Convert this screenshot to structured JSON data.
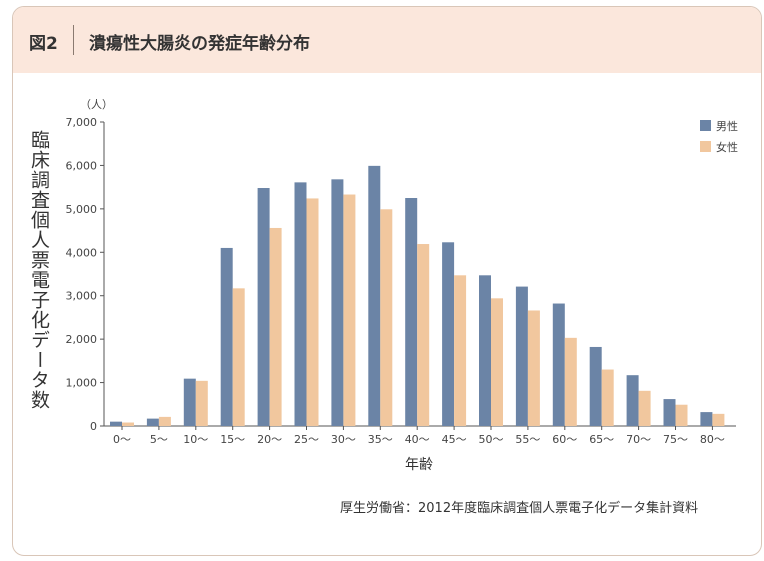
{
  "figure": {
    "label": "図2",
    "title": "潰瘍性大腸炎の発症年齢分布",
    "source": "厚生労働省：2012年度臨床調査個人票電子化データ集計資料"
  },
  "chart_data": {
    "type": "bar",
    "title": "潰瘍性大腸炎の発症年齢分布",
    "xlabel": "年齢",
    "ylabel": "臨床調査個人票電子化データ数",
    "yunit": "（人）",
    "ylim": [
      0,
      7000
    ],
    "yticks": [
      0,
      1000,
      2000,
      3000,
      4000,
      5000,
      6000,
      7000
    ],
    "ytick_labels": [
      "0",
      "1,000",
      "2,000",
      "3,000",
      "4,000",
      "5,000",
      "6,000",
      "7,000"
    ],
    "categories": [
      "0～",
      "5～",
      "10～",
      "15～",
      "20～",
      "25～",
      "30～",
      "35～",
      "40～",
      "45～",
      "50～",
      "55～",
      "60～",
      "65～",
      "70～",
      "75～",
      "80～"
    ],
    "series": [
      {
        "name": "男性",
        "color": "#6b84a6",
        "values": [
          100,
          170,
          1090,
          4100,
          5480,
          5610,
          5680,
          5990,
          5250,
          4230,
          3470,
          3210,
          2820,
          1820,
          1170,
          620,
          320
        ]
      },
      {
        "name": "女性",
        "color": "#f1c79e",
        "values": [
          80,
          210,
          1040,
          3170,
          4560,
          5240,
          5330,
          4990,
          4190,
          3470,
          2940,
          2660,
          2030,
          1300,
          810,
          490,
          280
        ]
      }
    ],
    "legend_position": "top-right",
    "grid": false
  }
}
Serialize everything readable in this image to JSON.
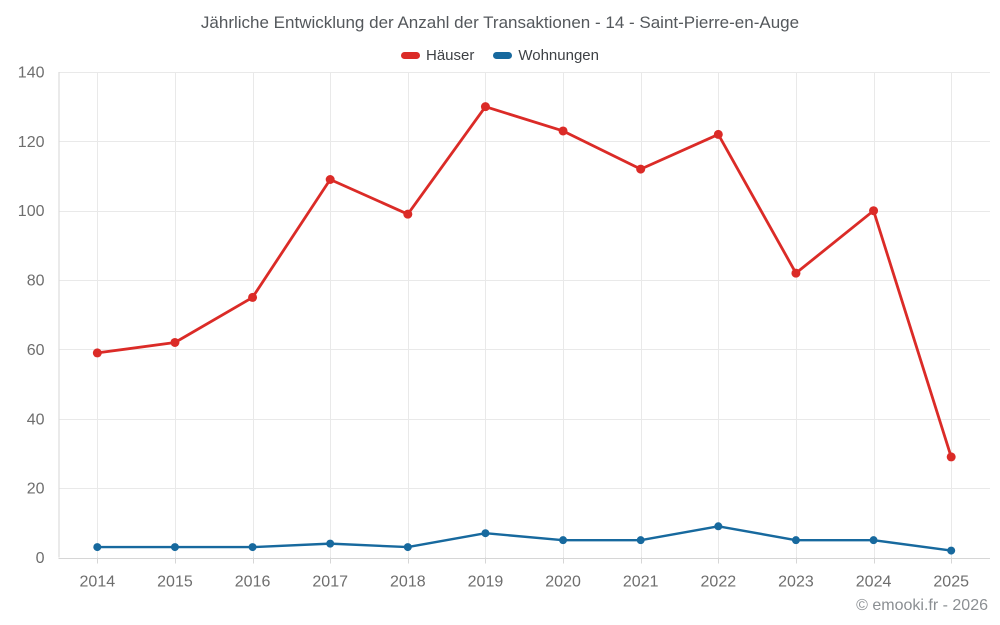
{
  "footer": "© emooki.fr - 2026",
  "colors": {
    "background": "#ffffff",
    "grid": "#e9e9e9",
    "axis": "#d6d6d6",
    "tick_label": "#6e6e6e",
    "title_text": "#54585c",
    "legend_text": "#3e4145",
    "footer_text": "#8b8f93",
    "hauser_red": "#db2b27",
    "wohnungen_blue": "#17699e"
  },
  "chart_data": {
    "type": "line",
    "title": "Jährliche Entwicklung der Anzahl der Transaktionen - 14 - Saint-Pierre-en-Auge",
    "x": [
      2014,
      2015,
      2016,
      2017,
      2018,
      2019,
      2020,
      2021,
      2022,
      2023,
      2024,
      2025
    ],
    "series": [
      {
        "name": "Häuser",
        "color": "#db2b27",
        "line_width": 2.8,
        "marker_radius": 4.5,
        "values": [
          59,
          62,
          75,
          109,
          99,
          130,
          123,
          112,
          122,
          82,
          100,
          29
        ]
      },
      {
        "name": "Wohnungen",
        "color": "#17699e",
        "line_width": 2.4,
        "marker_radius": 4,
        "values": [
          3,
          3,
          3,
          4,
          3,
          7,
          5,
          5,
          9,
          5,
          5,
          2
        ]
      }
    ],
    "xlabel": "",
    "ylabel": "",
    "ylim": [
      0,
      140
    ],
    "yticks": [
      0,
      20,
      40,
      60,
      80,
      100,
      120,
      140
    ],
    "grid": true,
    "legend_position": "top"
  }
}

════════

§ **Task statement**
Copy each line in full and exactly, omitting any picture.

§ **The response**
Convert this screenshot to structured JSON data.
{
  "figure": {
    "label": "図2",
    "title": "潰瘍性大腸炎の発症年齢分布",
    "source": "厚生労働省：2012年度臨床調査個人票電子化データ集計資料"
  },
  "chart_data": {
    "type": "bar",
    "title": "潰瘍性大腸炎の発症年齢分布",
    "xlabel": "年齢",
    "ylabel": "臨床調査個人票電子化データ数",
    "yunit": "（人）",
    "ylim": [
      0,
      7000
    ],
    "yticks": [
      0,
      1000,
      2000,
      3000,
      4000,
      5000,
      6000,
      7000
    ],
    "ytick_labels": [
      "0",
      "1,000",
      "2,000",
      "3,000",
      "4,000",
      "5,000",
      "6,000",
      "7,000"
    ],
    "categories": [
      "0～",
      "5～",
      "10～",
      "15～",
      "20～",
      "25～",
      "30～",
      "35～",
      "40～",
      "45～",
      "50～",
      "55～",
      "60～",
      "65～",
      "70～",
      "75～",
      "80～"
    ],
    "series": [
      {
        "name": "男性",
        "color": "#6b84a6",
        "values": [
          100,
          170,
          1090,
          4100,
          5480,
          5610,
          5680,
          5990,
          5250,
          4230,
          3470,
          3210,
          2820,
          1820,
          1170,
          620,
          320
        ]
      },
      {
        "name": "女性",
        "color": "#f1c79e",
        "values": [
          80,
          210,
          1040,
          3170,
          4560,
          5240,
          5330,
          4990,
          4190,
          3470,
          2940,
          2660,
          2030,
          1300,
          810,
          490,
          280
        ]
      }
    ],
    "legend_position": "top-right",
    "grid": false
  }
}
Serialize everything readable in this image to JSON.
{
  "footer": "© emooki.fr - 2026",
  "colors": {
    "background": "#ffffff",
    "grid": "#e9e9e9",
    "axis": "#d6d6d6",
    "tick_label": "#6e6e6e",
    "title_text": "#54585c",
    "legend_text": "#3e4145",
    "footer_text": "#8b8f93",
    "hauser_red": "#db2b27",
    "wohnungen_blue": "#17699e"
  },
  "chart_data": {
    "type": "line",
    "title": "Jährliche Entwicklung der Anzahl der Transaktionen - 14 - Saint-Pierre-en-Auge",
    "x": [
      2014,
      2015,
      2016,
      2017,
      2018,
      2019,
      2020,
      2021,
      2022,
      2023,
      2024,
      2025
    ],
    "series": [
      {
        "name": "Häuser",
        "color": "#db2b27",
        "line_width": 2.8,
        "marker_radius": 4.5,
        "values": [
          59,
          62,
          75,
          109,
          99,
          130,
          123,
          112,
          122,
          82,
          100,
          29
        ]
      },
      {
        "name": "Wohnungen",
        "color": "#17699e",
        "line_width": 2.4,
        "marker_radius": 4,
        "values": [
          3,
          3,
          3,
          4,
          3,
          7,
          5,
          5,
          9,
          5,
          5,
          2
        ]
      }
    ],
    "xlabel": "",
    "ylabel": "",
    "ylim": [
      0,
      140
    ],
    "yticks": [
      0,
      20,
      40,
      60,
      80,
      100,
      120,
      140
    ],
    "grid": true,
    "legend_position": "top"
  }
}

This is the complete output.